**Reading text:**
The details of commonsense reasoning datasets.
Dataset Domain Size Source Task
ARC science 7,787 a variety of sources multiple-choice QA
QASC science 9,980 human-authored multiple-choice QA
MCTACO temporal 1,893 MultiRC multiple-choice QA
TRACIE temporal - ROCStories, Wikipedia multiple-choice QA
TIMEDIAL temporal 1.1K DailyDialog multiple-choice QA
HellaSWAG event 20K ActivityNet, WikiHow multiple-choice QA
PIQA physical 21K human-authored 2-choice QA
Pep-3k physical 3,062 human-authored 2-choice QA
Social IQA social 38K human-authored multiple-choice QA
CommonsenseQA generic 12,247 CONCEPTNET, human-authored multiple-choice QA
OpenBookQA generic 6K WorldTree multiple-choice QA

And the multi-hop reasoning dataset is:

Dataset Domain Size # hops Source Answer type
HotpotQA generic 112,779 1/2/3 Wikipedia span
HybridQA generic 69,611 2/3 Wikitables, Wikipedia span
MultiRC generic 9,872 2.37 Multiple MCQ
NarrativeQA fiction 46,765 - Multiple generative
Medhop medline 2,508 - Medline MCQ
Wikihop generic 51,318 - Wikipedia MCQ

Like the knowledge and capability, there are datasets prepared for other benchmark as well.

Benchmarks

Once we’ve acquired the dataset to assess the Large Language Model (LLM), we introduce a crucial concept known as a benchmark—a tool that quantitatively evaluates the LLM’s performance. Let’s delve deeper into the benchmarks and their significance.

**Work task A:**
Copy out the stretch of the dataset overview from "And the multi-hop" through "benchmark as well.", word for word.
**Work task B:**
In the dataset overview, what role does a benchmark play once a dataset for assessing a Large Language Model has been acquired?

**Stored data:**
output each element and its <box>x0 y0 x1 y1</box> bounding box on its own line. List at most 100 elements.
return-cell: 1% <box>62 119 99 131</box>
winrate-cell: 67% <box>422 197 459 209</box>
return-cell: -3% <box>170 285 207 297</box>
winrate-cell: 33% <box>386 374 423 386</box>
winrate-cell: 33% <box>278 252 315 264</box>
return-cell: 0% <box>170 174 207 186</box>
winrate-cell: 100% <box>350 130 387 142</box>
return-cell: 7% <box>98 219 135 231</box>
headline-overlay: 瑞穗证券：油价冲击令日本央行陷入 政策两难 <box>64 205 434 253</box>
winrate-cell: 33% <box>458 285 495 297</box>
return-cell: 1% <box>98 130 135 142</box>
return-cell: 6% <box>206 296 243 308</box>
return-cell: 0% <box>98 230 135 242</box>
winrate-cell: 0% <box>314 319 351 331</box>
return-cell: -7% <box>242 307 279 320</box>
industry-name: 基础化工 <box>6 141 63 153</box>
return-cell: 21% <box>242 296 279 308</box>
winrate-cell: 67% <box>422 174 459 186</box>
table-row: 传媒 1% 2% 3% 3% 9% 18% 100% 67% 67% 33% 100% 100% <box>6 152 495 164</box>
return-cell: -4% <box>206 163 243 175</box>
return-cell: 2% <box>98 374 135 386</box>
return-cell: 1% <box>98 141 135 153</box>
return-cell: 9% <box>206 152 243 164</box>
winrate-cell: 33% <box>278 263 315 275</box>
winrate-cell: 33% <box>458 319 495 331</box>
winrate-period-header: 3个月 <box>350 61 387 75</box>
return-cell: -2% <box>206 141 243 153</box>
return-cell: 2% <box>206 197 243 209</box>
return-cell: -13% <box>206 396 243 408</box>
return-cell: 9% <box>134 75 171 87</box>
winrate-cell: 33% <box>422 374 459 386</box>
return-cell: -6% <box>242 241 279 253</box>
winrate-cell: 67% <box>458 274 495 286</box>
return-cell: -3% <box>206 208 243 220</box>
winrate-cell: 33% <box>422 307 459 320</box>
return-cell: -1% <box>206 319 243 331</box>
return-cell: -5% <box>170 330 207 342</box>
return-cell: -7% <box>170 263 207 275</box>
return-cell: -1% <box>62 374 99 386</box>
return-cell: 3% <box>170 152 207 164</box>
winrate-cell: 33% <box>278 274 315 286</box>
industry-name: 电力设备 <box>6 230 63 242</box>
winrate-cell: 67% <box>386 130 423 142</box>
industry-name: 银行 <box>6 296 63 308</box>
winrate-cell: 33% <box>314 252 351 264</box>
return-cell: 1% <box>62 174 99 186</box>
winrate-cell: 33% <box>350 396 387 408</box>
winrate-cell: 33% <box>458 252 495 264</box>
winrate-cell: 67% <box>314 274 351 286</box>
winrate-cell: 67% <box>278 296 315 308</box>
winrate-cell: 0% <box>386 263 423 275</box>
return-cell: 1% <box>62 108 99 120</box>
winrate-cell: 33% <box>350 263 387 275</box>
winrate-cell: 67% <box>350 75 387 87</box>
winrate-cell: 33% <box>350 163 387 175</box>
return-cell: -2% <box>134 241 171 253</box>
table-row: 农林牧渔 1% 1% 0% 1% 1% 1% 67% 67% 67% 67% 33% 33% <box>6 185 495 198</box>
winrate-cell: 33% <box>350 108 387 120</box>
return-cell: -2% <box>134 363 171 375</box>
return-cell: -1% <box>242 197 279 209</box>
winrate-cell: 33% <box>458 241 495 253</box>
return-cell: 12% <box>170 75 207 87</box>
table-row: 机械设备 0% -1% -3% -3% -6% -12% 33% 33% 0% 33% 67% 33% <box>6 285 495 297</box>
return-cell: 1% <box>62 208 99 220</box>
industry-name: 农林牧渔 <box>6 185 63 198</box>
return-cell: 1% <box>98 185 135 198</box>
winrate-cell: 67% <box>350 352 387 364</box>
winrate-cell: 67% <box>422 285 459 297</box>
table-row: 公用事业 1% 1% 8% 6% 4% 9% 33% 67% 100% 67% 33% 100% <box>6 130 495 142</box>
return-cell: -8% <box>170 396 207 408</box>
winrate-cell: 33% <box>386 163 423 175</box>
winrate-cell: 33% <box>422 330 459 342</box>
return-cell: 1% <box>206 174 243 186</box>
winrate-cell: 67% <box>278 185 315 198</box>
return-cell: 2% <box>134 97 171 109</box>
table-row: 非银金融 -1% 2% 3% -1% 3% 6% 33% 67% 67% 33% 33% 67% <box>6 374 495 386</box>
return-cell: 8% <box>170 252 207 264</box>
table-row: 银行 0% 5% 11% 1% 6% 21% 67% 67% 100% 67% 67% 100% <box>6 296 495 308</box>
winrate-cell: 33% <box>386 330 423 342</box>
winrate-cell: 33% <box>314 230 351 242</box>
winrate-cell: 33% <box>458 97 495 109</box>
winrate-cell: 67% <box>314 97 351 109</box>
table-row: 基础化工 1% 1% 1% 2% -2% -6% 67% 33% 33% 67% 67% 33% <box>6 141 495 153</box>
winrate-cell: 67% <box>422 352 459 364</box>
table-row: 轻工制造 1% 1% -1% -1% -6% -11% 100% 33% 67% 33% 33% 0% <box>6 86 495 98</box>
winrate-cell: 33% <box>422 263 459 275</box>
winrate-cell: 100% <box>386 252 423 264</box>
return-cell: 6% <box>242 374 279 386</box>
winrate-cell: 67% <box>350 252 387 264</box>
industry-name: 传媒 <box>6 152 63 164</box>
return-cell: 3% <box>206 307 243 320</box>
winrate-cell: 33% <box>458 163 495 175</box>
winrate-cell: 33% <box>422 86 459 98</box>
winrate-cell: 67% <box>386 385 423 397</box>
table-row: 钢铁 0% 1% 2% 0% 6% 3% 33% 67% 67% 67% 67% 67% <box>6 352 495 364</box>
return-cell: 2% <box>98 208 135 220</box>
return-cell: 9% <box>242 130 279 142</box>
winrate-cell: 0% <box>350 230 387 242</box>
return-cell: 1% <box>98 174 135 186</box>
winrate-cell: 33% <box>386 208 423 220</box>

**Answer section A:**
And the multi-hop reasoning dataset is:

Dataset Domain Size # hops Source Answer type
HotpotQA generic 112,779 1/2/3 Wikipedia span
HybridQA generic 69,611 2/3 Wikitables, Wikipedia span
MultiRC generic 9,872 2.37 Multiple MCQ
NarrativeQA fiction 46,765 - Multiple generative
Medhop medline 2,508 - Medline MCQ
Wikihop generic 51,318 - Wikipedia MCQ

Like the knowledge and capability, there are datasets prepared for other benchmark as well.

**Answer section B:**
A benchmark is a tool that quantitatively evaluates the LLM's performance. The text presents it as a crucial concept that comes in after the dataset has been acquired.